> _Goal of the exercise_
Copy the data that follows, character for character, minus the pictures.

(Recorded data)
┌──
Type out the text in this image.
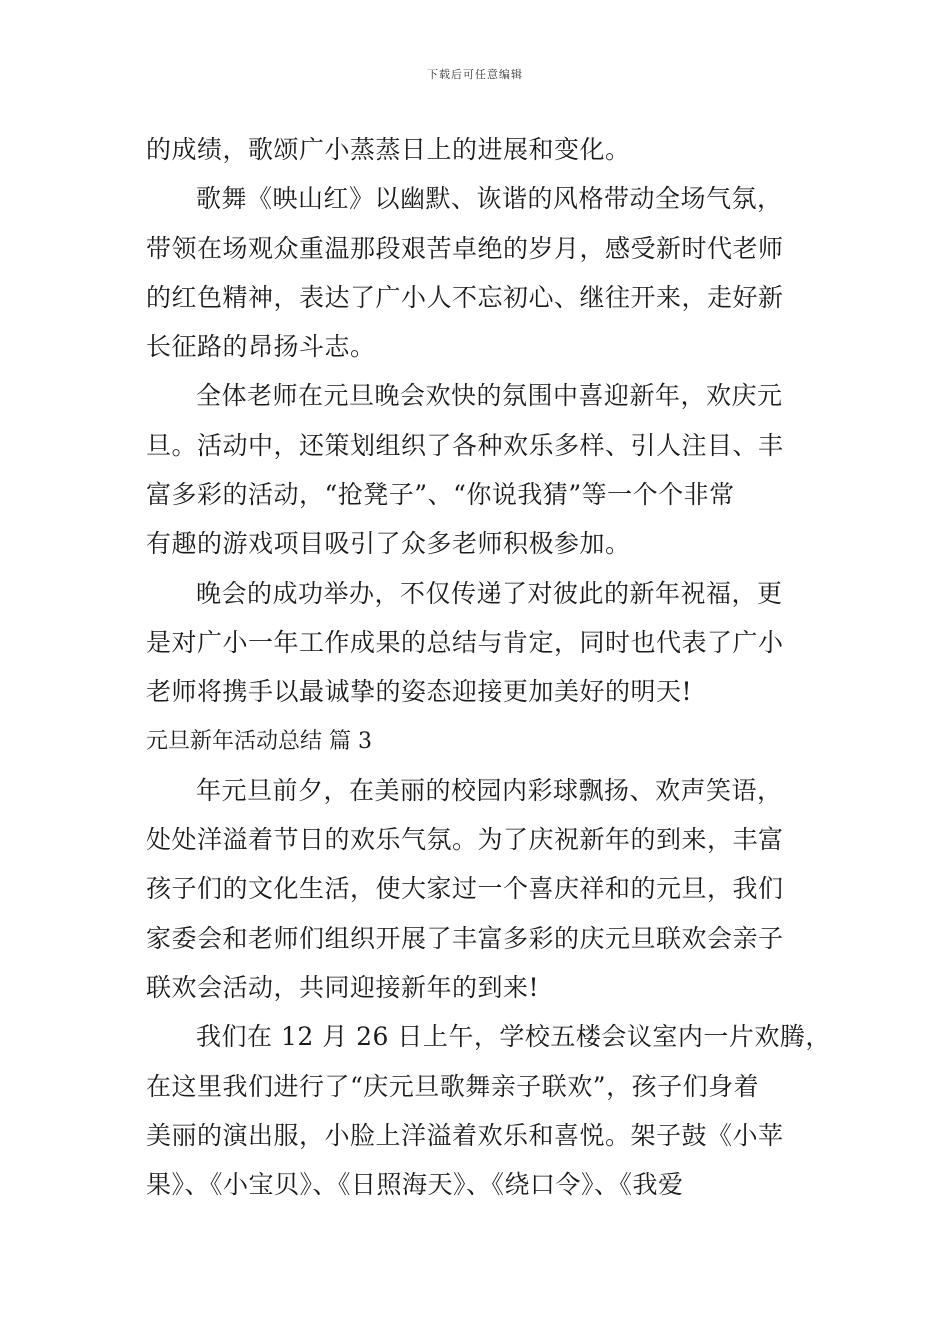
下载后可任意编辑
的成绩，歌颂广小蒸蒸日上的进展和变化。
歌舞《映山红》以幽默、诙谐的风格带动全场气氛，
带领在场观众重温那段艰苦卓绝的岁月，感受新时代老师
的红色精神，表达了广小人不忘初心、继往开来，走好新
长征路的昂扬斗志。
全体老师在元旦晚会欢快的氛围中喜迎新年，欢庆元
旦。活动中，还策划组织了各种欢乐多样、引人注目、丰
富多彩的活动，“抢凳子”、“你说我猜”等一个个非常
有趣的游戏项目吸引了众多老师积极参加。
晚会的成功举办，不仅传递了对彼此的新年祝福，更
是对广小一年工作成果的总结与肯定，同时也代表了广小
老师将携手以最诚挚的姿态迎接更加美好的明天!
元旦新年活动总结 篇 3
年元旦前夕，在美丽的校园内彩球飘扬、欢声笑语，
处处洋溢着节日的欢乐气氛。为了庆祝新年的到来，丰富
孩子们的文化生活，使大家过一个喜庆祥和的元旦，我们
家委会和老师们组织开展了丰富多彩的庆元旦联欢会亲子
联欢会活动，共同迎接新年的到来!
我们在 12 月 26 日上午，学校五楼会议室内一片欢腾，
在这里我们进行了“庆元旦歌舞亲子联欢”，孩子们身着
美丽的演出服，小脸上洋溢着欢乐和喜悦。架子鼓《小苹
果》、《小宝贝》、《日照海天》、《绕口令》、《我爱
└──
> _Final result_
Type out the text in this image.
下载后可任意编辑
的成绩，歌颂广小蒸蒸日上的进展和变化。
歌舞《映山红》以幽默、诙谐的风格带动全场气氛，
带领在场观众重温那段艰苦卓绝的岁月，感受新时代老师
的红色精神，表达了广小人不忘初心、继往开来，走好新
长征路的昂扬斗志。
全体老师在元旦晚会欢快的氛围中喜迎新年，欢庆元
旦。活动中，还策划组织了各种欢乐多样、引人注目、丰
富多彩的活动，“抢凳子”、“你说我猜”等一个个非常
有趣的游戏项目吸引了众多老师积极参加。
晚会的成功举办，不仅传递了对彼此的新年祝福，更
是对广小一年工作成果的总结与肯定，同时也代表了广小
老师将携手以最诚挚的姿态迎接更加美好的明天!
元旦新年活动总结 篇 3
年元旦前夕，在美丽的校园内彩球飘扬、欢声笑语，
处处洋溢着节日的欢乐气氛。为了庆祝新年的到来，丰富
孩子们的文化生活，使大家过一个喜庆祥和的元旦，我们
家委会和老师们组织开展了丰富多彩的庆元旦联欢会亲子
联欢会活动，共同迎接新年的到来!
我们在 12 月 26 日上午，学校五楼会议室内一片欢腾，
在这里我们进行了“庆元旦歌舞亲子联欢”，孩子们身着
美丽的演出服，小脸上洋溢着欢乐和喜悦。架子鼓《小苹
果》、《小宝贝》、《日照海天》、《绕口令》、《我爱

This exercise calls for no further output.